- RECORDED INFORMATION

>>

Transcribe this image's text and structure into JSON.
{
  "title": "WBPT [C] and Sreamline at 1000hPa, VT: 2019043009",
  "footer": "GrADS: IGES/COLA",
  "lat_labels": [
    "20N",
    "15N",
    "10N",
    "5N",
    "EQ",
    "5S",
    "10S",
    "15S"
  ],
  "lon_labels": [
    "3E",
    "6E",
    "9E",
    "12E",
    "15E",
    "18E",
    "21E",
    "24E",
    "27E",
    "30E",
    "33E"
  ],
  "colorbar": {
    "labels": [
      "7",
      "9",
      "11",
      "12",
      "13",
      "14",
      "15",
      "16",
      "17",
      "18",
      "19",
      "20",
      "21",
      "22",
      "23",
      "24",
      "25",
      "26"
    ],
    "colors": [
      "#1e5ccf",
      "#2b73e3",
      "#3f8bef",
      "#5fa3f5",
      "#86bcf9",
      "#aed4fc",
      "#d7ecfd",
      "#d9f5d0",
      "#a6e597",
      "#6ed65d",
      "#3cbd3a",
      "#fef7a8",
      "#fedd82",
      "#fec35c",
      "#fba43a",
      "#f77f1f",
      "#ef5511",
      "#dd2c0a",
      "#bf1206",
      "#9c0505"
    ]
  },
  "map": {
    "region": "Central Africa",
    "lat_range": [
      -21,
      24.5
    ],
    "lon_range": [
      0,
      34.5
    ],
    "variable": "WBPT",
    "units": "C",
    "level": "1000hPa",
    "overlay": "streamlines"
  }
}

<<

- OBJECTIVE
Identify every line above that includes the word "WBPT", and show those lines.

- THE REPLY
  "title": "WBPT [C] and Sreamline at 1000hPa, VT: 2019043009",
    "variable": "WBPT",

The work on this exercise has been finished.